--- START ---

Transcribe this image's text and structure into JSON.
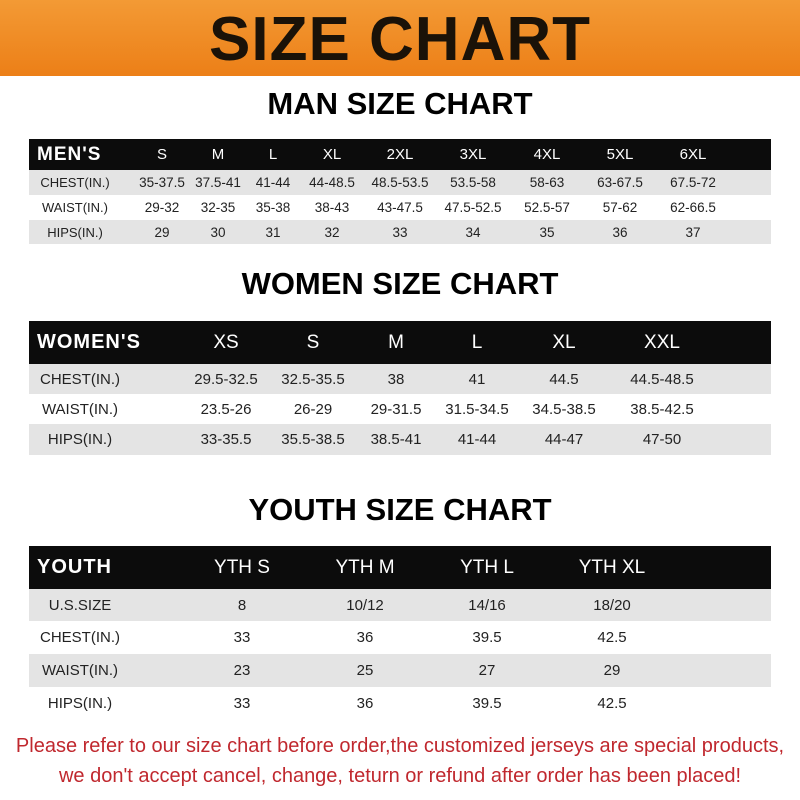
{
  "banner": {
    "title": "SIZE CHART",
    "color": "#ec7f17"
  },
  "men": {
    "title": "MAN SIZE CHART",
    "header": [
      "MEN'S",
      "S",
      "M",
      "L",
      "XL",
      "2XL",
      "3XL",
      "4XL",
      "5XL",
      "6XL"
    ],
    "rows": [
      [
        "CHEST(IN.)",
        "35-37.5",
        "37.5-41",
        "41-44",
        "44-48.5",
        "48.5-53.5",
        "53.5-58",
        "58-63",
        "63-67.5",
        "67.5-72"
      ],
      [
        "WAIST(IN.)",
        "29-32",
        "32-35",
        "35-38",
        "38-43",
        "43-47.5",
        "47.5-52.5",
        "52.5-57",
        "57-62",
        "62-66.5"
      ],
      [
        "HIPS(IN.)",
        "29",
        "30",
        "31",
        "32",
        "33",
        "34",
        "35",
        "36",
        "37"
      ]
    ]
  },
  "women": {
    "title": "WOMEN SIZE CHART",
    "header": [
      "WOMEN'S",
      "XS",
      "S",
      "M",
      "L",
      "XL",
      "XXL"
    ],
    "rows": [
      [
        "CHEST(IN.)",
        "29.5-32.5",
        "32.5-35.5",
        "38",
        "41",
        "44.5",
        "44.5-48.5"
      ],
      [
        "WAIST(IN.)",
        "23.5-26",
        "26-29",
        "29-31.5",
        "31.5-34.5",
        "34.5-38.5",
        "38.5-42.5"
      ],
      [
        "HIPS(IN.)",
        "33-35.5",
        "35.5-38.5",
        "38.5-41",
        "41-44",
        "44-47",
        "47-50"
      ]
    ]
  },
  "youth": {
    "title": "YOUTH SIZE CHART",
    "header": [
      "YOUTH",
      "YTH S",
      "YTH M",
      "YTH L",
      "YTH XL"
    ],
    "rows": [
      [
        "U.S.SIZE",
        "8",
        "10/12",
        "14/16",
        "18/20"
      ],
      [
        "CHEST(IN.)",
        "33",
        "36",
        "39.5",
        "42.5"
      ],
      [
        "WAIST(IN.)",
        "23",
        "25",
        "27",
        "29"
      ],
      [
        "HIPS(IN.)",
        "33",
        "36",
        "39.5",
        "42.5"
      ]
    ]
  },
  "note": {
    "line1": "Please refer to our size chart before order,the customized jerseys are special products,",
    "line2": "we don't accept cancel, change, teturn or refund after order has been placed!",
    "color": "#c0282e"
  }
}
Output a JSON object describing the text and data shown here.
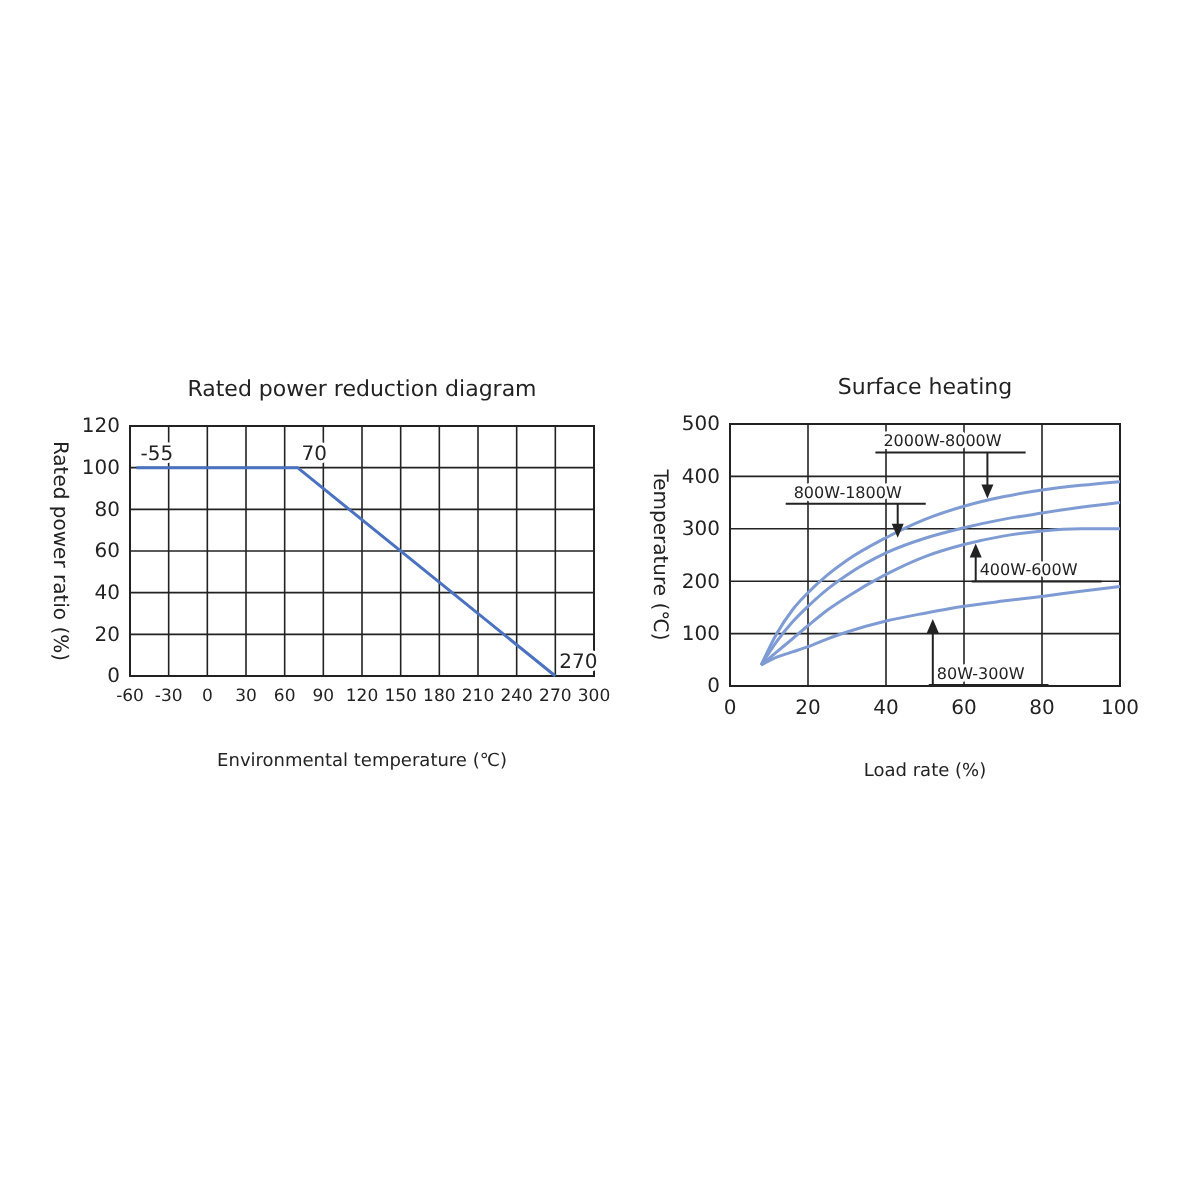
{
  "chart_data": [
    {
      "type": "line",
      "title": "Rated power reduction diagram",
      "xlabel": "Environmental temperature (℃)",
      "ylabel": "Rated power ratio (%)",
      "x": [
        -55,
        70,
        270
      ],
      "series": [
        {
          "color": "#4a72c0",
          "values": [
            100,
            100,
            0
          ]
        }
      ],
      "xlim": [
        -60,
        300
      ],
      "xticks": [
        -60,
        -30,
        0,
        30,
        60,
        90,
        120,
        150,
        180,
        210,
        240,
        270,
        300
      ],
      "ylim": [
        0,
        120
      ],
      "yticks": [
        0,
        20,
        40,
        60,
        80,
        100,
        120
      ],
      "grid": true,
      "marker": "none",
      "line_style": "solid",
      "annotations": [
        {
          "text": "-55",
          "x": -55,
          "y": 100
        },
        {
          "text": "70",
          "x": 70,
          "y": 100
        },
        {
          "text": "270",
          "x": 270,
          "y": 0
        }
      ]
    },
    {
      "type": "line",
      "title": "Surface heating",
      "xlabel": "Load rate (%)",
      "ylabel": "Temperature (℃)",
      "x": [
        8,
        12,
        16,
        20,
        25,
        30,
        40,
        50,
        60,
        70,
        80,
        90,
        100
      ],
      "series": [
        {
          "color": "#7f9bd3",
          "values": [
            40,
            100,
            145,
            178,
            212,
            240,
            283,
            318,
            343,
            361,
            374,
            383,
            390
          ]
        },
        {
          "color": "#7f9bd3",
          "values": [
            40,
            85,
            122,
            152,
            185,
            212,
            254,
            282,
            302,
            318,
            330,
            341,
            350
          ]
        },
        {
          "color": "#7f9bd3",
          "values": [
            40,
            65,
            90,
            115,
            145,
            170,
            213,
            247,
            270,
            286,
            296,
            300,
            300
          ]
        },
        {
          "color": "#7f9bd3",
          "values": [
            40,
            55,
            65,
            75,
            90,
            103,
            124,
            139,
            152,
            162,
            171,
            181,
            190
          ]
        }
      ],
      "xlim": [
        0,
        100
      ],
      "xticks": [
        0,
        20,
        40,
        60,
        80,
        100
      ],
      "ylim": [
        0,
        500
      ],
      "yticks": [
        0,
        100,
        200,
        300,
        400,
        500
      ],
      "grid": true,
      "marker": "none",
      "line_style": "solid",
      "annotations": [
        {
          "text": "2000W-8000W",
          "x": 66,
          "y": 358
        },
        {
          "text": "800W-1800W",
          "x": 43,
          "y": 283
        },
        {
          "text": "400W-600W",
          "x": 63,
          "y": 272
        },
        {
          "text": "80W-300W",
          "x": 52,
          "y": 128
        }
      ]
    }
  ]
}
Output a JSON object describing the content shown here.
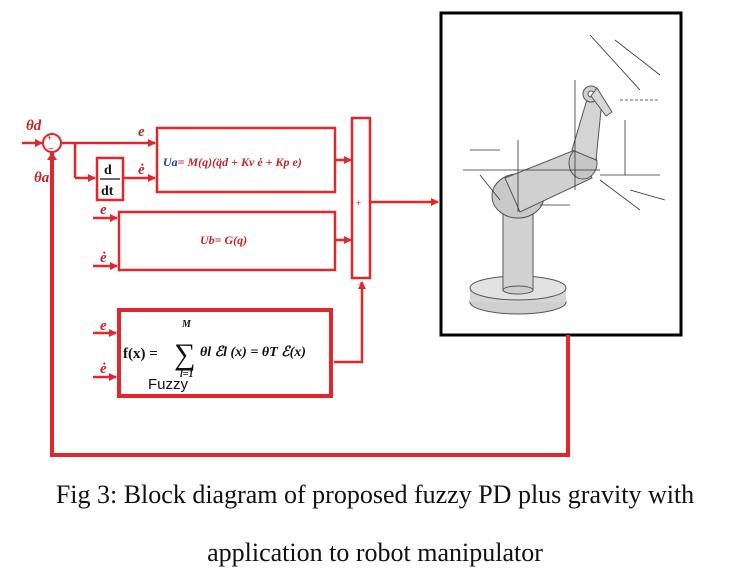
{
  "figure": {
    "caption_line1": "Fig 3: Block diagram of proposed fuzzy PD plus gravity with",
    "caption_line2": "application to robot manipulator"
  },
  "signals": {
    "theta_d": "θd",
    "theta_a": "θa",
    "e": "e",
    "e_dot": "ė"
  },
  "sum_junction": {
    "plus": "+",
    "minus": "−"
  },
  "derivative_block": {
    "numerator": "d",
    "denominator": "dt"
  },
  "ua_block": {
    "label": "Ua",
    "equation": "= M(q)(q̈d + Kv ė + Kp e)"
  },
  "ub_block": {
    "label": "Ub",
    "equation": "=   G(q)"
  },
  "fuzzy_block": {
    "lhs": "f(x) =",
    "sum_upper": "M",
    "sum_symbol": "∑",
    "sum_lower": "l=1",
    "rhs": "θl ℰl (x) =  θT ℰ(x)",
    "label": "Fuzzy"
  },
  "summation_block": {
    "plus_top": "+",
    "plus_bottom": "+"
  },
  "colors": {
    "signal_line": "#e3262b",
    "block_border": "#e3262b",
    "robot_frame": "#000000"
  },
  "robot": {
    "icon": "robot-manipulator-icon"
  }
}
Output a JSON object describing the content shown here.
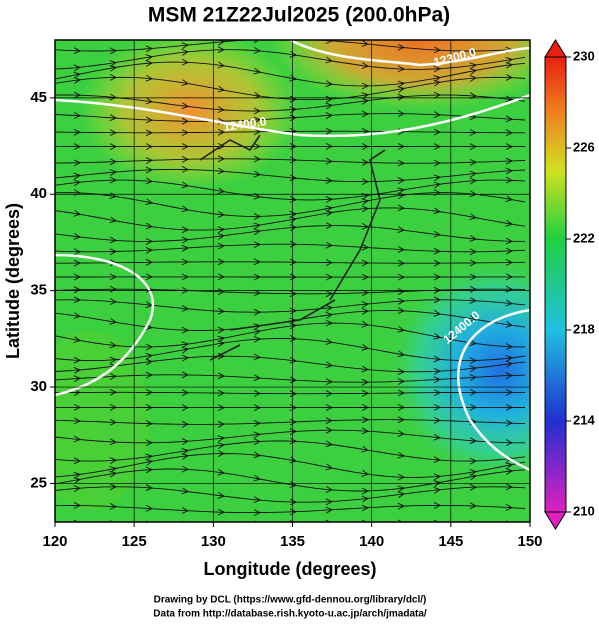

--- END ---

▸ Aim of the exercise
Quote the entries in full. Any image among them is to be omitted from the copy.

▸ Exercise response
Transcribe this image's text and structure into JSON.
{
  "banner": {
    "title": "SIZE CHART",
    "color": "#ec7f17"
  },
  "men": {
    "title": "MAN SIZE CHART",
    "header": [
      "MEN'S",
      "S",
      "M",
      "L",
      "XL",
      "2XL",
      "3XL",
      "4XL",
      "5XL",
      "6XL"
    ],
    "rows": [
      [
        "CHEST(IN.)",
        "35-37.5",
        "37.5-41",
        "41-44",
        "44-48.5",
        "48.5-53.5",
        "53.5-58",
        "58-63",
        "63-67.5",
        "67.5-72"
      ],
      [
        "WAIST(IN.)",
        "29-32",
        "32-35",
        "35-38",
        "38-43",
        "43-47.5",
        "47.5-52.5",
        "52.5-57",
        "57-62",
        "62-66.5"
      ],
      [
        "HIPS(IN.)",
        "29",
        "30",
        "31",
        "32",
        "33",
        "34",
        "35",
        "36",
        "37"
      ]
    ]
  },
  "women": {
    "title": "WOMEN SIZE CHART",
    "header": [
      "WOMEN'S",
      "XS",
      "S",
      "M",
      "L",
      "XL",
      "XXL"
    ],
    "rows": [
      [
        "CHEST(IN.)",
        "29.5-32.5",
        "32.5-35.5",
        "38",
        "41",
        "44.5",
        "44.5-48.5"
      ],
      [
        "WAIST(IN.)",
        "23.5-26",
        "26-29",
        "29-31.5",
        "31.5-34.5",
        "34.5-38.5",
        "38.5-42.5"
      ],
      [
        "HIPS(IN.)",
        "33-35.5",
        "35.5-38.5",
        "38.5-41",
        "41-44",
        "44-47",
        "47-50"
      ]
    ]
  },
  "youth": {
    "title": "YOUTH SIZE CHART",
    "header": [
      "YOUTH",
      "YTH S",
      "YTH M",
      "YTH L",
      "YTH XL"
    ],
    "rows": [
      [
        "U.S.SIZE",
        "8",
        "10/12",
        "14/16",
        "18/20"
      ],
      [
        "CHEST(IN.)",
        "33",
        "36",
        "39.5",
        "42.5"
      ],
      [
        "WAIST(IN.)",
        "23",
        "25",
        "27",
        "29"
      ],
      [
        "HIPS(IN.)",
        "33",
        "36",
        "39.5",
        "42.5"
      ]
    ]
  },
  "note": {
    "line1": "Please refer to our size chart before order,the customized jerseys are special products,",
    "line2": "we don't accept cancel, change, teturn or refund after order has been placed!",
    "color": "#c0282e"
  }
}
Output a JSON object describing the text and data shown here.
{
  "chart_data": [
    {
      "type": "line",
      "title": "Rated power reduction diagram",
      "xlabel": "Environmental temperature (℃)",
      "ylabel": "Rated power ratio (%)",
      "x": [
        -55,
        70,
        270
      ],
      "series": [
        {
          "color": "#4a72c0",
          "values": [
            100,
            100,
            0
          ]
        }
      ],
      "xlim": [
        -60,
        300
      ],
      "xticks": [
        -60,
        -30,
        0,
        30,
        60,
        90,
        120,
        150,
        180,
        210,
        240,
        270,
        300
      ],
      "ylim": [
        0,
        120
      ],
      "yticks": [
        0,
        20,
        40,
        60,
        80,
        100,
        120
      ],
      "grid": true,
      "marker": "none",
      "line_style": "solid",
      "annotations": [
        {
          "text": "-55",
          "x": -55,
          "y": 100
        },
        {
          "text": "70",
          "x": 70,
          "y": 100
        },
        {
          "text": "270",
          "x": 270,
          "y": 0
        }
      ]
    },
    {
      "type": "line",
      "title": "Surface heating",
      "xlabel": "Load rate (%)",
      "ylabel": "Temperature (℃)",
      "x": [
        8,
        12,
        16,
        20,
        25,
        30,
        40,
        50,
        60,
        70,
        80,
        90,
        100
      ],
      "series": [
        {
          "color": "#7f9bd3",
          "values": [
            40,
            100,
            145,
            178,
            212,
            240,
            283,
            318,
            343,
            361,
            374,
            383,
            390
          ]
        },
        {
          "color": "#7f9bd3",
          "values": [
            40,
            85,
            122,
            152,
            185,
            212,
            254,
            282,
            302,
            318,
            330,
            341,
            350
          ]
        },
        {
          "color": "#7f9bd3",
          "values": [
            40,
            65,
            90,
            115,
            145,
            170,
            213,
            247,
            270,
            286,
            296,
            300,
            300
          ]
        },
        {
          "color": "#7f9bd3",
          "values": [
            40,
            55,
            65,
            75,
            90,
            103,
            124,
            139,
            152,
            162,
            171,
            181,
            190
          ]
        }
      ],
      "xlim": [
        0,
        100
      ],
      "xticks": [
        0,
        20,
        40,
        60,
        80,
        100
      ],
      "ylim": [
        0,
        500
      ],
      "yticks": [
        0,
        100,
        200,
        300,
        400,
        500
      ],
      "grid": true,
      "marker": "none",
      "line_style": "solid",
      "annotations": [
        {
          "text": "2000W-8000W",
          "x": 66,
          "y": 358
        },
        {
          "text": "800W-1800W",
          "x": 43,
          "y": 283
        },
        {
          "text": "400W-600W",
          "x": 63,
          "y": 272
        },
        {
          "text": "80W-300W",
          "x": 52,
          "y": 128
        }
      ]
    }
  ]
}
Output a JSON object describing the content shown here.
{
  "figure": {
    "caption_line1": "Fig 3: Block diagram of proposed fuzzy PD plus gravity with",
    "caption_line2": "application to robot manipulator"
  },
  "signals": {
    "theta_d": "θd",
    "theta_a": "θa",
    "e": "e",
    "e_dot": "ė"
  },
  "sum_junction": {
    "plus": "+",
    "minus": "−"
  },
  "derivative_block": {
    "numerator": "d",
    "denominator": "dt"
  },
  "ua_block": {
    "label": "Ua",
    "equation": "= M(q)(q̈d + Kv ė + Kp e)"
  },
  "ub_block": {
    "label": "Ub",
    "equation": "=   G(q)"
  },
  "fuzzy_block": {
    "lhs": "f(x) =",
    "sum_upper": "M",
    "sum_symbol": "∑",
    "sum_lower": "l=1",
    "rhs": "θl ℰl (x) =  θT ℰ(x)",
    "label": "Fuzzy"
  },
  "summation_block": {
    "plus_top": "+",
    "plus_bottom": "+"
  },
  "colors": {
    "signal_line": "#e3262b",
    "block_border": "#e3262b",
    "robot_frame": "#000000"
  },
  "robot": {
    "icon": "robot-manipulator-icon"
  }
}
Output a JSON object describing the content shown here.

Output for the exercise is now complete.